Data entries
++++++

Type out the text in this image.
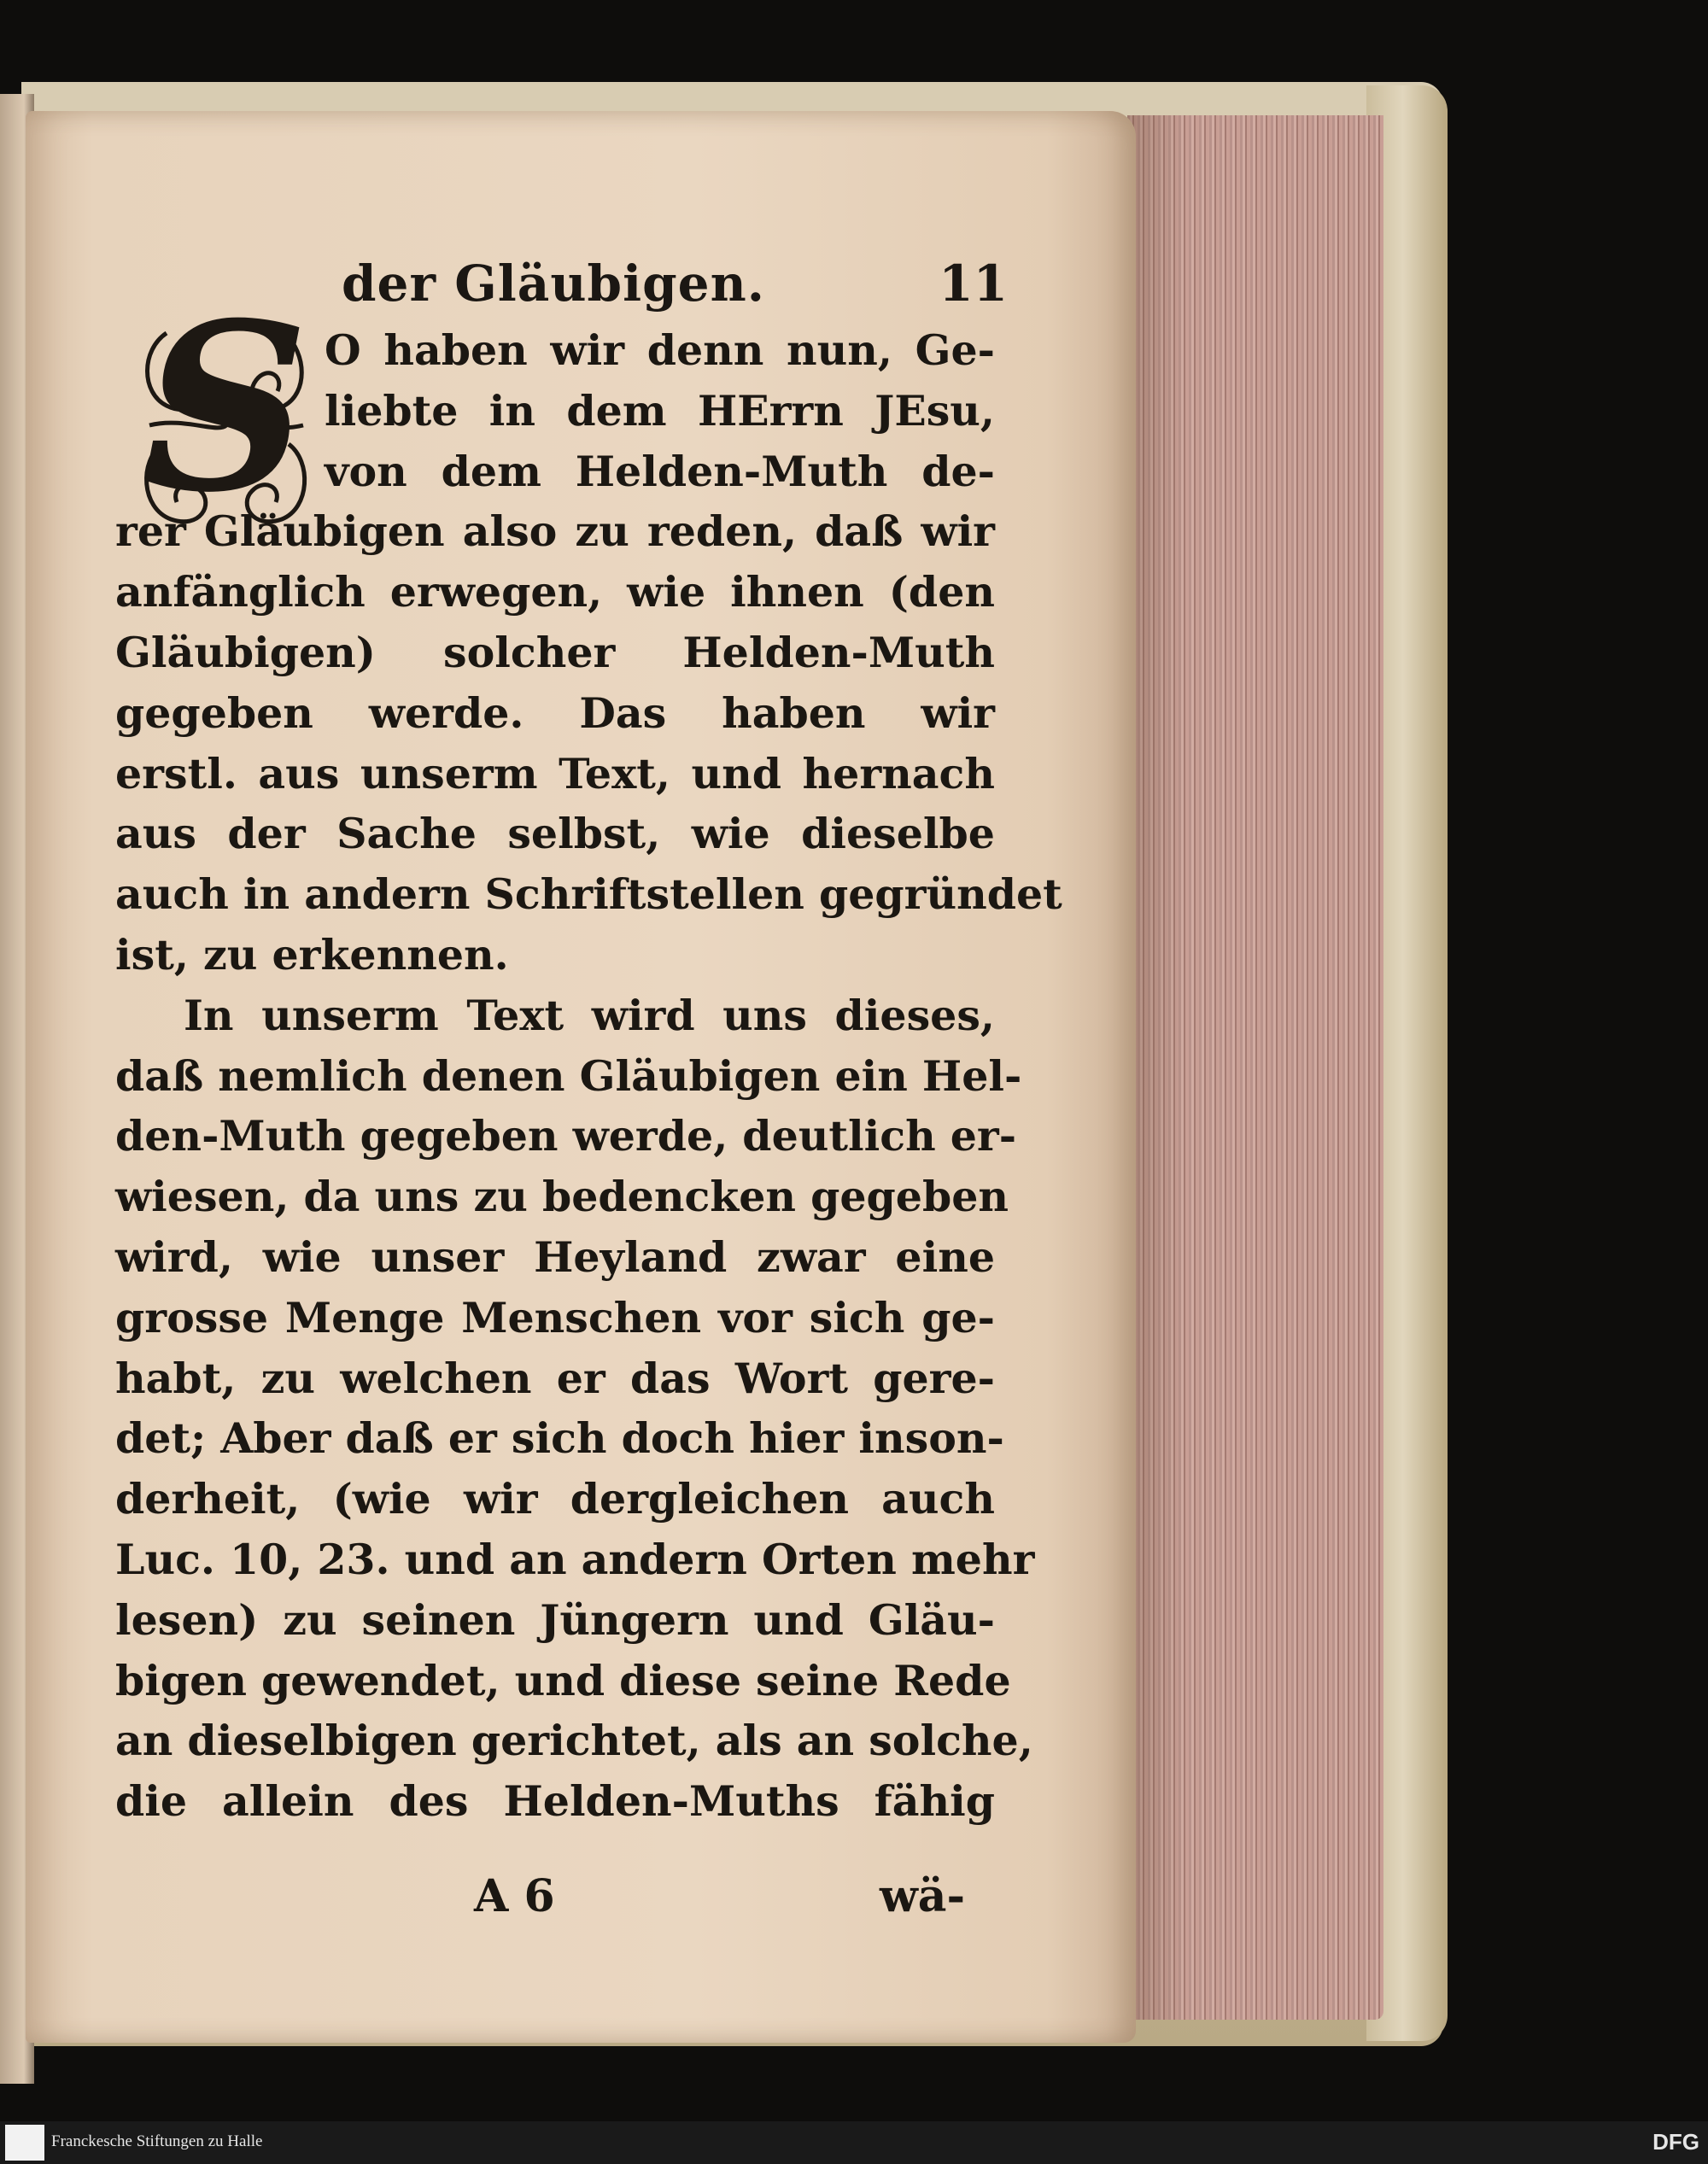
der Gläubigen.	11
S O haben wir denn nun, Ge-
liebte in dem HErrn JEsu,
von dem Helden-Muth de-
rer Gläubigen also zu reden, daß wir
anfänglich erwegen, wie ihnen (den
Gläubigen) solcher Helden-Muth
gegeben werde. Das haben wir
erstl. aus unserm Text, und hernach
aus der Sache selbst, wie dieselbe
auch in andern Schriftstellen gegründet
ist, zu erkennen.
In unserm Text wird uns dieses,
daß nemlich denen Gläubigen ein Hel-
den-Muth gegeben werde, deutlich er-
wiesen, da uns zu bedencken gegeben
wird, wie unser Heyland zwar eine
grosse Menge Menschen vor sich ge-
habt, zu welchen er das Wort gere-
det; Aber daß er sich doch hier inson-
derheit, (wie wir dergleichen auch
Luc. 10, 23. und an andern Orten mehr
lesen) zu seinen Jüngern und Gläu-
bigen gewendet, und diese seine Rede
an dieselbigen gerichtet, als an solche,
die allein des Helden-Muths fähig
A 6	wä-
Franckesche Stiftungen zu Halle	DFG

++++++

§ Set problem: Identify the lines above that contain the word "sich", then copy them.

§ Reply to the exercise:
grosse Menge Menschen vor sich ge-
det; Aber daß er sich doch hier inson-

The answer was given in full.